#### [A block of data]

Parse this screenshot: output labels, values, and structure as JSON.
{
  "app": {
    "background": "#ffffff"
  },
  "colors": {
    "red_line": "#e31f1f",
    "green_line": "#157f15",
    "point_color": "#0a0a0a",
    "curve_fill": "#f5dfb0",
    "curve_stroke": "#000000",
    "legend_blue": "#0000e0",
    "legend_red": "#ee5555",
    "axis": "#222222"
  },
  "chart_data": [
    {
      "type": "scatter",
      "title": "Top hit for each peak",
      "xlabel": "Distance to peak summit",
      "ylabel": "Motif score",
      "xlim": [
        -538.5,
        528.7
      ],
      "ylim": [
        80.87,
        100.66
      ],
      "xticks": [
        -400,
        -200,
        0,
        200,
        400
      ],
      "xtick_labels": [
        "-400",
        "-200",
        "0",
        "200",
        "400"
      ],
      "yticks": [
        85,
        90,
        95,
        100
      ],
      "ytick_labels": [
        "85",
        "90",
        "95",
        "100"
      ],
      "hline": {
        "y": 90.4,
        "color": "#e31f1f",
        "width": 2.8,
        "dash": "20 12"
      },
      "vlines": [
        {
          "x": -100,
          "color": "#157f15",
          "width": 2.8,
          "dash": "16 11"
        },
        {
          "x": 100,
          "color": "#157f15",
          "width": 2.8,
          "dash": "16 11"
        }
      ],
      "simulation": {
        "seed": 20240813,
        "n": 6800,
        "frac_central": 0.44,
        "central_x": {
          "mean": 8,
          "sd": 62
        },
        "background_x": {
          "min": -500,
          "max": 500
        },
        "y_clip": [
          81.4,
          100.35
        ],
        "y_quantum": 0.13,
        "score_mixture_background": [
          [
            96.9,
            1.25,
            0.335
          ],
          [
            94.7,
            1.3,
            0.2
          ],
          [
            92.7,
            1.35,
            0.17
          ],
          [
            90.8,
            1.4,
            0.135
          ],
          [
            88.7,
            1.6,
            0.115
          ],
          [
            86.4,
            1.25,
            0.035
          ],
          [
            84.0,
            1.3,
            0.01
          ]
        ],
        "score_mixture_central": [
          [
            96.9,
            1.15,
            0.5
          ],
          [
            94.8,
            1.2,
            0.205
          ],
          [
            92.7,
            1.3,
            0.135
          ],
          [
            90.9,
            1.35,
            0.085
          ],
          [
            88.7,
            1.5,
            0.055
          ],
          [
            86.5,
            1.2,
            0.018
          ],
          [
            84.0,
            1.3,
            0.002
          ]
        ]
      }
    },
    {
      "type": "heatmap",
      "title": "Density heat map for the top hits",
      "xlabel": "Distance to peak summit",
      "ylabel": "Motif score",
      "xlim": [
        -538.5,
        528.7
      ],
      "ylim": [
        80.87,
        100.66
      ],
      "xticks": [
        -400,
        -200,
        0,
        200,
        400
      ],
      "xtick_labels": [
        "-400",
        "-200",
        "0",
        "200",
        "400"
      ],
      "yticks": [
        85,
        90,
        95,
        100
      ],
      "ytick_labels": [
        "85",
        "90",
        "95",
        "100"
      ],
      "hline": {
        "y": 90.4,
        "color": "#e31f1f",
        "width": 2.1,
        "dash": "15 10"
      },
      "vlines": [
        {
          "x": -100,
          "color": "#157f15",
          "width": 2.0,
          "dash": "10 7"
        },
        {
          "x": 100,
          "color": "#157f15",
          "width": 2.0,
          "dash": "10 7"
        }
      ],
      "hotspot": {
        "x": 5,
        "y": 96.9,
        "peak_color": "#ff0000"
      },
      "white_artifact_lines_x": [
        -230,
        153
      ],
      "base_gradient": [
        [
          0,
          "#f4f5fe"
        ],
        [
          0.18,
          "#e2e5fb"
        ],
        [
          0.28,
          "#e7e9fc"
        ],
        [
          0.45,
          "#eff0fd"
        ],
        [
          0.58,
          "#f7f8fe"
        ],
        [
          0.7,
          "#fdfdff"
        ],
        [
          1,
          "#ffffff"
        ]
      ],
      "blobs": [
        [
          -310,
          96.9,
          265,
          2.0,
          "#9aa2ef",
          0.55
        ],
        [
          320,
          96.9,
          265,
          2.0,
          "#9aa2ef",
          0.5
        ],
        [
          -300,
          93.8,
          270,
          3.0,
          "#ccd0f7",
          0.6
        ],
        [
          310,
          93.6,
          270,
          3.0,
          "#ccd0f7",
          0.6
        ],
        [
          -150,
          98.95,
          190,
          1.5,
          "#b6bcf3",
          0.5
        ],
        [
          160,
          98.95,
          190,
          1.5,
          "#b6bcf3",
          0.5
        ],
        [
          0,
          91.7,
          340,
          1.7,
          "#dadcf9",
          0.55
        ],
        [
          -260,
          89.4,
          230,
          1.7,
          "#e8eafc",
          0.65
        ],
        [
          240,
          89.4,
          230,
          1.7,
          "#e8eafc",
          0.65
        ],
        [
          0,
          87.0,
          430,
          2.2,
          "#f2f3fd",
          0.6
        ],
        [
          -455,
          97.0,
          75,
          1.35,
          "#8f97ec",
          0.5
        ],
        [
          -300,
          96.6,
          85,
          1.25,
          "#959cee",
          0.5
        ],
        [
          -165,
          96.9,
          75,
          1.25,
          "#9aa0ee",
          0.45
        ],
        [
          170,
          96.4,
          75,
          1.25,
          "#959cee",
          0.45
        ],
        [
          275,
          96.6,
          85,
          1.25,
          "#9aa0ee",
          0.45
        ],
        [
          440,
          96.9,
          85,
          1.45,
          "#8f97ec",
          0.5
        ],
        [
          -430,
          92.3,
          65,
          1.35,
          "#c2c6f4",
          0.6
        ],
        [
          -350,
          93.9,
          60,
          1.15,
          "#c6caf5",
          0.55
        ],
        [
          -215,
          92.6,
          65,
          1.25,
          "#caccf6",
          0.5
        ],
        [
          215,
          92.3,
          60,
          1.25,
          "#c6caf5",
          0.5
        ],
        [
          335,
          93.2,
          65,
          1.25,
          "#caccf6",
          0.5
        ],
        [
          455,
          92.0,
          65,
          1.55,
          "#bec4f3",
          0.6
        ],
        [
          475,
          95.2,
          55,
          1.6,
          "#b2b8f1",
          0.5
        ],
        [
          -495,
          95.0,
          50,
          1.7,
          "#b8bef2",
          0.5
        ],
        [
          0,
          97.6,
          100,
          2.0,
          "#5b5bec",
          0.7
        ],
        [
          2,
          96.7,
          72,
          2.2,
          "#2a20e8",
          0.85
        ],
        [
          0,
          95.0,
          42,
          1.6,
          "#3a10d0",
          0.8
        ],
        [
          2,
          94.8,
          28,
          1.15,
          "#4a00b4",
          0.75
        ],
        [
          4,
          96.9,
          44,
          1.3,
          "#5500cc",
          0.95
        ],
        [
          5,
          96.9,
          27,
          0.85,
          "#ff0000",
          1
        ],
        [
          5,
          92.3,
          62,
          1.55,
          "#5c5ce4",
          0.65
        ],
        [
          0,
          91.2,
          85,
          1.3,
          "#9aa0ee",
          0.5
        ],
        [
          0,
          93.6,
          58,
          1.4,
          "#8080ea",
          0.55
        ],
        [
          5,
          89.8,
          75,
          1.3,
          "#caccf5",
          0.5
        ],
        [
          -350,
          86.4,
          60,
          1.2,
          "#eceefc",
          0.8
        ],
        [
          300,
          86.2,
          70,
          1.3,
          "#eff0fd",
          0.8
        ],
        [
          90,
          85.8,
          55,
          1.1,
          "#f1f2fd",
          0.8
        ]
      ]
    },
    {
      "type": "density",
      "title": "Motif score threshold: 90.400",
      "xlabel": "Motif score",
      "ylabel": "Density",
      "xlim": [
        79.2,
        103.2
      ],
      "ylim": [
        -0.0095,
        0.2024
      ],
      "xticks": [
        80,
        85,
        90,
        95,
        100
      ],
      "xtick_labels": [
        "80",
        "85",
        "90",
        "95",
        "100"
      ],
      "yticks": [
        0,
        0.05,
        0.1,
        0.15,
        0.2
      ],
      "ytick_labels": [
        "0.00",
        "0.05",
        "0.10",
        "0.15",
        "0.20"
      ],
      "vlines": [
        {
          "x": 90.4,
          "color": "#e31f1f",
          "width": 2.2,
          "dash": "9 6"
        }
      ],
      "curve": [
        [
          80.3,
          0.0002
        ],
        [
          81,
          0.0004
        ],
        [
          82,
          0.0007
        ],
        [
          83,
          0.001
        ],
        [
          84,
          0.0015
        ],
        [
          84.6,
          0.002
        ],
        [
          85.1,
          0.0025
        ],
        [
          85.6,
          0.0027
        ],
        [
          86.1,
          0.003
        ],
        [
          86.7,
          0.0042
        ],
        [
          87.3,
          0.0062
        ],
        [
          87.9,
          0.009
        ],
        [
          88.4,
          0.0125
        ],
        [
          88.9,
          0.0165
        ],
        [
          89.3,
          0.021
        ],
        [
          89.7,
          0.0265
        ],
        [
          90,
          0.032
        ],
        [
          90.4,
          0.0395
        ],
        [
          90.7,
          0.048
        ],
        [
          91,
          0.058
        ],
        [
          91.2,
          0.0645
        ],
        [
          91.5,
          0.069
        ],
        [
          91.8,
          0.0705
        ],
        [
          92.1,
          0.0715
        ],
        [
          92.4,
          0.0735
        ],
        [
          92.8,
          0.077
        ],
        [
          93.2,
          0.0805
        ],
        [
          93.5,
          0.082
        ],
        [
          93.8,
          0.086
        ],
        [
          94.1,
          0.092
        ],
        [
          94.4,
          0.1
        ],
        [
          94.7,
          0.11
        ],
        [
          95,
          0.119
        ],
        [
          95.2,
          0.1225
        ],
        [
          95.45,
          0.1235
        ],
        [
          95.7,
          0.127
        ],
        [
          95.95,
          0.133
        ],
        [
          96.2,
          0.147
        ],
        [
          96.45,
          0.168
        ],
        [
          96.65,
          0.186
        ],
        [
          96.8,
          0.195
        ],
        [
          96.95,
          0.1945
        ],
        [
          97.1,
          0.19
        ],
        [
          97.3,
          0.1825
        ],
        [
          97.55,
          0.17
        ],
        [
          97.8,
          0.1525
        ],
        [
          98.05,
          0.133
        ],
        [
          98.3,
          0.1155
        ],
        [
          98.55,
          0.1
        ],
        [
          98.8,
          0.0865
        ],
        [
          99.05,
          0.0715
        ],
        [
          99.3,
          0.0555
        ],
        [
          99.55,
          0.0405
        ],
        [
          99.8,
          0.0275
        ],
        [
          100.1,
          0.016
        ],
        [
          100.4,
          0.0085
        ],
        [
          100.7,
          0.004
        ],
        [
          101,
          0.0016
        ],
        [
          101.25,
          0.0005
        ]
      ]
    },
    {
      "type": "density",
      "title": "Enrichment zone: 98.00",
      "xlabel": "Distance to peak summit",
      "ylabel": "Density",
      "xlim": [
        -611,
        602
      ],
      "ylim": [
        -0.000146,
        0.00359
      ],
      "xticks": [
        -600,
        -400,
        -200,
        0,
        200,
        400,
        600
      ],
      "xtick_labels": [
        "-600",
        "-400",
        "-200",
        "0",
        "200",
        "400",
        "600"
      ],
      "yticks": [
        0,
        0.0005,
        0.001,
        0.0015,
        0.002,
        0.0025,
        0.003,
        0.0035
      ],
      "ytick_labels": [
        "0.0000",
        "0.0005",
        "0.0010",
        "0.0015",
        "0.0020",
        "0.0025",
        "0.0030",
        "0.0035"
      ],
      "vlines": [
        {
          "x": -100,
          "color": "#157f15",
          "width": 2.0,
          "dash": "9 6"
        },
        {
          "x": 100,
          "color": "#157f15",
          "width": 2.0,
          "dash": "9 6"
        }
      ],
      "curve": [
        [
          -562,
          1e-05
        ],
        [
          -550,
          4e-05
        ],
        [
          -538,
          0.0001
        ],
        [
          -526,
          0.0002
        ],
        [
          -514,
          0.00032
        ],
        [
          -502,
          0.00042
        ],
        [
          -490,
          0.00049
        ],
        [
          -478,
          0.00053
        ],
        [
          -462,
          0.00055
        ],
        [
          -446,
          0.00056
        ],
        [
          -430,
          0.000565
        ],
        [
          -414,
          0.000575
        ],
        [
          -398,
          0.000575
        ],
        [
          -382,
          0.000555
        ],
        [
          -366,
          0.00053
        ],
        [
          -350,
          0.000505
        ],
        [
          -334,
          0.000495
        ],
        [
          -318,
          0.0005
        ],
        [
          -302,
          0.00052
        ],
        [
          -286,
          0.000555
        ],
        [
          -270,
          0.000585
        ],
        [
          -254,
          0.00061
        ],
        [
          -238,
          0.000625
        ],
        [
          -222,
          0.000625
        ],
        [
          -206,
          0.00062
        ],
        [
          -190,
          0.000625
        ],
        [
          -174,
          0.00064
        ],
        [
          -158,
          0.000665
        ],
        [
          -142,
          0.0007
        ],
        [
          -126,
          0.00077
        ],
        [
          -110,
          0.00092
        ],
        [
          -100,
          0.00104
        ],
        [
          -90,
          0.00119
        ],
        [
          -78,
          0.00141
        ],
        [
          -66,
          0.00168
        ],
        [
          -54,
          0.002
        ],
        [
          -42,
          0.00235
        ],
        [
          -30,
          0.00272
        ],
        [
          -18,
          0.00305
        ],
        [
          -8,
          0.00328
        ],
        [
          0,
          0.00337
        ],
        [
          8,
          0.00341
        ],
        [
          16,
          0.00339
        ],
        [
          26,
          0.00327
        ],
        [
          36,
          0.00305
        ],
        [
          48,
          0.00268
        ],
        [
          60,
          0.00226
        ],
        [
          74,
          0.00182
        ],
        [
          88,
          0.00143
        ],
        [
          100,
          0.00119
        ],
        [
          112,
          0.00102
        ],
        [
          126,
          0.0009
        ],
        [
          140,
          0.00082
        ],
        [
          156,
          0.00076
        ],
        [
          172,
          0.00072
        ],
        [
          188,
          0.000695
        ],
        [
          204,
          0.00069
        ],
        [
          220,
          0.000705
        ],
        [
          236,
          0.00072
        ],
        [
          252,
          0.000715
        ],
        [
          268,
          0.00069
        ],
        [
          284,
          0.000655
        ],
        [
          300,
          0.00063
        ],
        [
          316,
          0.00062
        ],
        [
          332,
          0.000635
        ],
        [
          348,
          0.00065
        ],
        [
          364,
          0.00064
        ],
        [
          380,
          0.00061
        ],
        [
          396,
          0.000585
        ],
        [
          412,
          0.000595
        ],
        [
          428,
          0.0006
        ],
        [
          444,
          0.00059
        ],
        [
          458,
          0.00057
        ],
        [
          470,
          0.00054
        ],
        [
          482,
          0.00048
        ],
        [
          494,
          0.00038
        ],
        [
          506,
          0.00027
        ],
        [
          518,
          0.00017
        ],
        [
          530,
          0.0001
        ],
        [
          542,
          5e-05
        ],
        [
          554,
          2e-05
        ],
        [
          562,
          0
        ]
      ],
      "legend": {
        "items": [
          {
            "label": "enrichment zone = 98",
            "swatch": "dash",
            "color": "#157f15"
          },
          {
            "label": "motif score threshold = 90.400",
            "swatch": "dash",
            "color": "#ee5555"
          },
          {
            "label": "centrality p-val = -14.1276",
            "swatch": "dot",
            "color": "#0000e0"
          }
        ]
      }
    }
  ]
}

#### [Exercise]
Copy out every line of the listing that contains the string "zone".

#### [Reply]
      "title": "Enrichment zone: 98.00",
            "label": "enrichment zone = 98",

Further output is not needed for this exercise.